## WRITTEN TASK:
Locate each line holding the string "census" and copy it.

>>>>>

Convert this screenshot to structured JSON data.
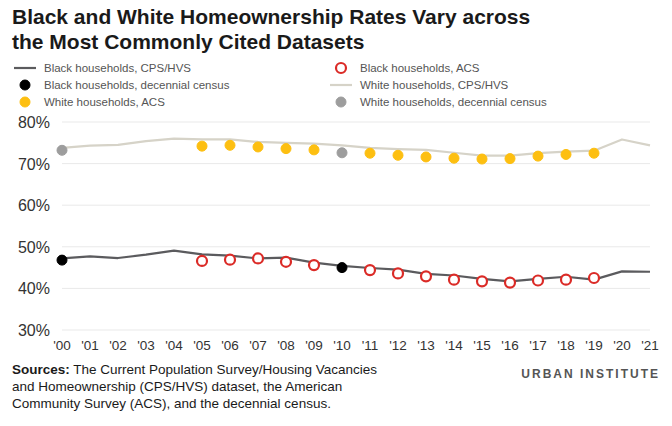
{
  "chart_data": {
    "type": "line",
    "title": "Black and White Homeownership Rates Vary across\nthe Most Commonly Cited Datasets",
    "source": "Sources: The Current Population Survey/Housing Vacancies\nand Homeownership (CPS/HVS) dataset, the American\nCommunity Survey (ACS), and the decennial census.",
    "credit": "URBAN INSTITUTE",
    "legend": "top",
    "grid": true,
    "xlim": [
      2000,
      2021
    ],
    "xticks": [
      {
        "value": 2000,
        "label": "'00"
      },
      {
        "value": 2001,
        "label": "'01"
      },
      {
        "value": 2002,
        "label": "'02"
      },
      {
        "value": 2003,
        "label": "'03"
      },
      {
        "value": 2004,
        "label": "'04"
      },
      {
        "value": 2005,
        "label": "'05"
      },
      {
        "value": 2006,
        "label": "'06"
      },
      {
        "value": 2007,
        "label": "'07"
      },
      {
        "value": 2008,
        "label": "'08"
      },
      {
        "value": 2009,
        "label": "'09"
      },
      {
        "value": 2010,
        "label": "'10"
      },
      {
        "value": 2011,
        "label": "'11"
      },
      {
        "value": 2012,
        "label": "'12"
      },
      {
        "value": 2013,
        "label": "'13"
      },
      {
        "value": 2014,
        "label": "'14"
      },
      {
        "value": 2015,
        "label": "'15"
      },
      {
        "value": 2016,
        "label": "'16"
      },
      {
        "value": 2017,
        "label": "'17"
      },
      {
        "value": 2018,
        "label": "'18"
      },
      {
        "value": 2019,
        "label": "'19"
      },
      {
        "value": 2020,
        "label": "'20"
      },
      {
        "value": 2021,
        "label": "'21"
      }
    ],
    "ylim": [
      30,
      80
    ],
    "yticks": [
      {
        "value": 30,
        "label": "30%"
      },
      {
        "value": 40,
        "label": "40%"
      },
      {
        "value": 50,
        "label": "50%"
      },
      {
        "value": 60,
        "label": "60%"
      },
      {
        "value": 70,
        "label": "70%"
      },
      {
        "value": 80,
        "label": "80%"
      }
    ],
    "series": [
      {
        "name": "Black households, CPS/HVS",
        "type": "line",
        "color": "#5b5b5e",
        "line_style": "solid",
        "x": [
          2000,
          2001,
          2002,
          2003,
          2004,
          2005,
          2006,
          2007,
          2008,
          2009,
          2010,
          2011,
          2012,
          2013,
          2014,
          2015,
          2016,
          2017,
          2018,
          2019,
          2020,
          2021
        ],
        "values": [
          47.2,
          47.7,
          47.3,
          48.1,
          49.1,
          48.2,
          47.9,
          47.2,
          47.4,
          46.2,
          45.4,
          44.9,
          44.5,
          43.5,
          43.1,
          42.3,
          41.7,
          42.3,
          42.8,
          42.1,
          44.1,
          44.0
        ]
      },
      {
        "name": "Black households, ACS",
        "type": "scatter",
        "color": "#db2b27",
        "marker": "open-circle",
        "x": [
          2005,
          2006,
          2007,
          2008,
          2009,
          2011,
          2012,
          2013,
          2014,
          2015,
          2016,
          2017,
          2018,
          2019
        ],
        "values": [
          46.6,
          46.9,
          47.2,
          46.4,
          45.6,
          44.4,
          43.6,
          42.9,
          42.1,
          41.7,
          41.4,
          41.9,
          42.1,
          42.5
        ]
      },
      {
        "name": "Black households, decennial census",
        "type": "scatter",
        "color": "#000000",
        "marker": "circle",
        "x": [
          2000,
          2010
        ],
        "values": [
          46.8,
          45.0
        ]
      },
      {
        "name": "White households, CPS/HVS",
        "type": "line",
        "color": "#d6d3c8",
        "line_style": "solid",
        "x": [
          2000,
          2001,
          2002,
          2003,
          2004,
          2005,
          2006,
          2007,
          2008,
          2009,
          2010,
          2011,
          2012,
          2013,
          2014,
          2015,
          2016,
          2017,
          2018,
          2019,
          2020,
          2021
        ],
        "values": [
          73.8,
          74.3,
          74.5,
          75.4,
          76.0,
          75.8,
          75.8,
          75.2,
          75.0,
          74.8,
          74.4,
          73.8,
          73.5,
          73.3,
          72.6,
          71.9,
          71.9,
          72.5,
          72.9,
          73.1,
          75.8,
          74.4
        ]
      },
      {
        "name": "White households, ACS",
        "type": "scatter",
        "color": "#fdbf11",
        "marker": "circle",
        "x": [
          2005,
          2006,
          2007,
          2008,
          2009,
          2011,
          2012,
          2013,
          2014,
          2015,
          2016,
          2017,
          2018,
          2019
        ],
        "values": [
          74.2,
          74.4,
          74.0,
          73.6,
          73.3,
          72.5,
          72.0,
          71.6,
          71.3,
          71.1,
          71.2,
          71.8,
          72.2,
          72.5
        ]
      },
      {
        "name": "White households, decennial census",
        "type": "scatter",
        "color": "#9d9d9d",
        "marker": "circle",
        "x": [
          2000,
          2010
        ],
        "values": [
          73.2,
          72.6
        ]
      }
    ]
  }
}
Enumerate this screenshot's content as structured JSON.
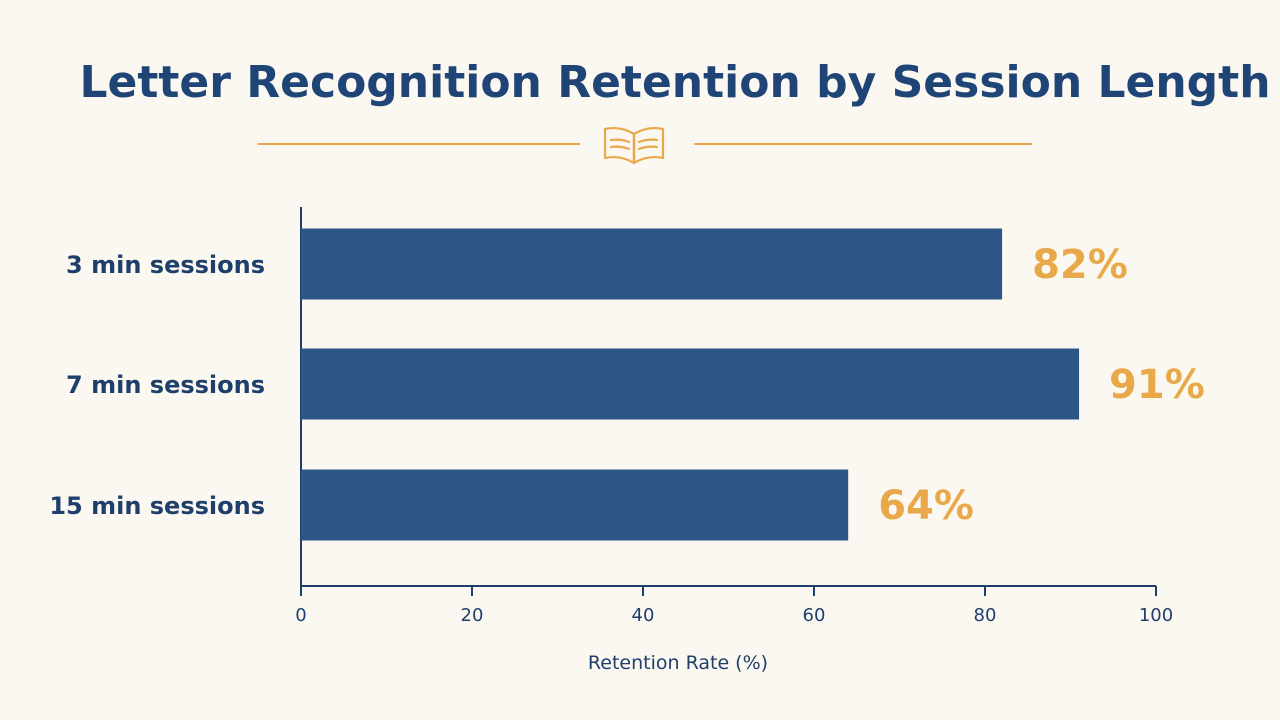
{
  "colors": {
    "background": "#fbf8f1",
    "title": "#1f4577",
    "bar": "#2d5586",
    "accent": "#e9a94a",
    "axis": "#1f3f6b"
  },
  "icons": {
    "divider_icon": "open-book-icon"
  },
  "chart_data": {
    "type": "bar",
    "orientation": "horizontal",
    "title": "Letter Recognition Retention by Session Length",
    "categories": [
      "3 min sessions",
      "7 min sessions",
      "15 min sessions"
    ],
    "values": [
      82,
      91,
      64
    ],
    "value_labels": [
      "82%",
      "91%",
      "64%"
    ],
    "xlabel": "Retention Rate (%)",
    "ylabel": "",
    "xlim": [
      0,
      100
    ],
    "x_ticks": [
      0,
      20,
      40,
      60,
      80,
      100
    ],
    "x_tick_labels": [
      "0",
      "20",
      "40",
      "60",
      "80",
      "100"
    ],
    "grid": false,
    "legend": "none"
  }
}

<<<<<

## SOLUTION TO THE EXERCISE:
    "source": "Sources: The Current Population Survey/Housing Vacancies\nand Homeownership (CPS/HVS) dataset, the American\nCommunity Survey (ACS), and the decennial census.",
        "name": "Black households, decennial census",
        "name": "White households, decennial census",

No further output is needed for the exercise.